▶ _INSTRUCTION_
Emit the data below verbatim, stripping out any pictures.

▶ _RECORDS FOR THE EXERCISE_
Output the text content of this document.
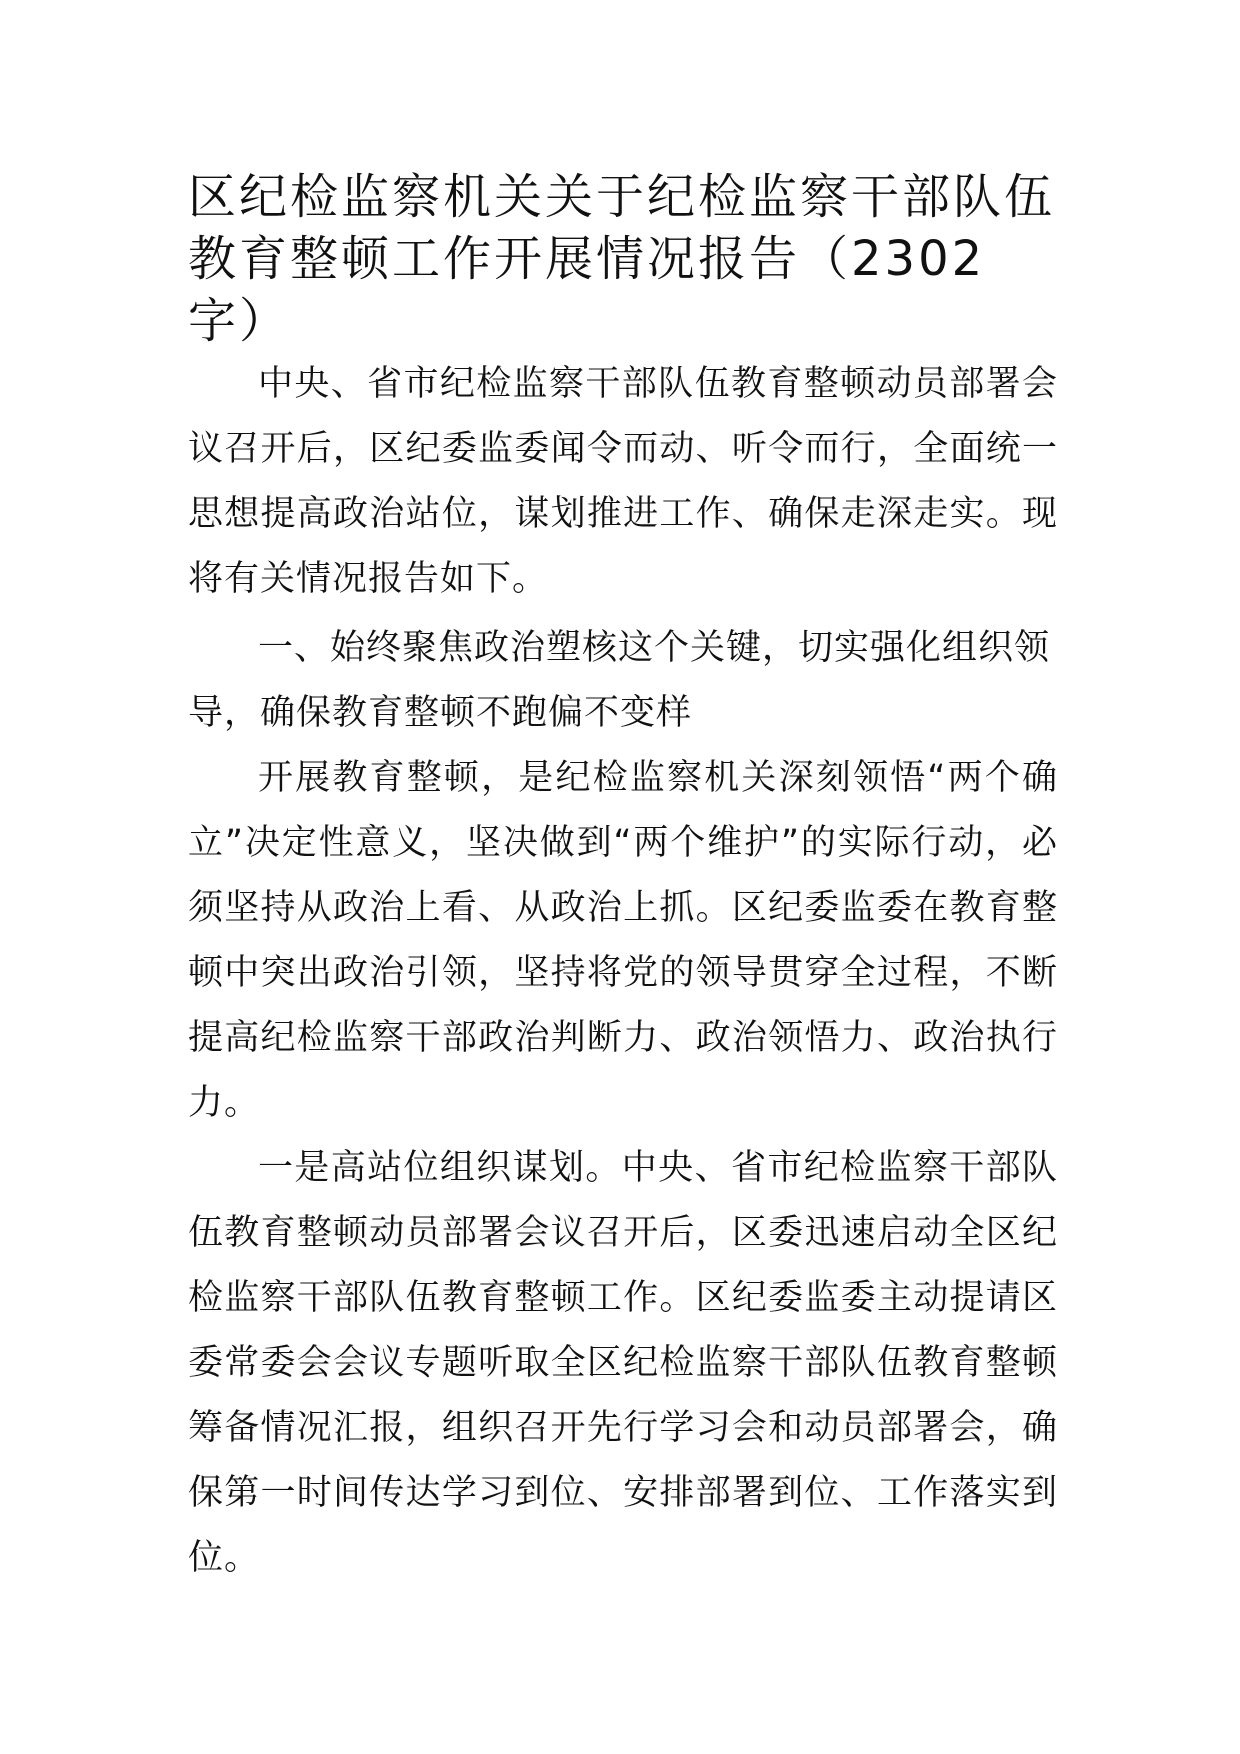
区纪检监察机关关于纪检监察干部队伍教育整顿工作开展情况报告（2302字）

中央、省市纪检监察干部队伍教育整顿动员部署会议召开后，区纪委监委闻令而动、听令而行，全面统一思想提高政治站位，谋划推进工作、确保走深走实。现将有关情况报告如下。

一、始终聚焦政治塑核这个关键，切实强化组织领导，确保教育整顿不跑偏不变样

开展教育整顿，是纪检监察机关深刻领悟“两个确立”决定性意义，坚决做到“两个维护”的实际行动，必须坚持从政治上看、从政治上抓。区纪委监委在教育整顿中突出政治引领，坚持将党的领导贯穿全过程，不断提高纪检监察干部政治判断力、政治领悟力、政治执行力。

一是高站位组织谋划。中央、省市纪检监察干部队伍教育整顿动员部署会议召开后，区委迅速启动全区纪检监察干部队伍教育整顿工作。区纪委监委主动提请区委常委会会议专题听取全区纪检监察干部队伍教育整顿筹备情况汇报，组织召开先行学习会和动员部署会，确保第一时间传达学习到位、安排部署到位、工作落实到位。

▶ _OUTPUT FOR THIS TASK_
Output the text content of this document.
区纪检监察机关关于纪检监察干部队伍教育整顿工作开展情况报告（2302字）

中央、省市纪检监察干部队伍教育整顿动员部署会议召开后，区纪委监委闻令而动、听令而行，全面统一思想提高政治站位，谋划推进工作、确保走深走实。现将有关情况报告如下。

一、始终聚焦政治塑核这个关键，切实强化组织领导，确保教育整顿不跑偏不变样

开展教育整顿，是纪检监察机关深刻领悟“两个确立”决定性意义，坚决做到“两个维护”的实际行动，必须坚持从政治上看、从政治上抓。区纪委监委在教育整顿中突出政治引领，坚持将党的领导贯穿全过程，不断提高纪检监察干部政治判断力、政治领悟力、政治执行力。

一是高站位组织谋划。中央、省市纪检监察干部队伍教育整顿动员部署会议召开后，区委迅速启动全区纪检监察干部队伍教育整顿工作。区纪委监委主动提请区委常委会会议专题听取全区纪检监察干部队伍教育整顿筹备情况汇报，组织召开先行学习会和动员部署会，确保第一时间传达学习到位、安排部署到位、工作落实到位。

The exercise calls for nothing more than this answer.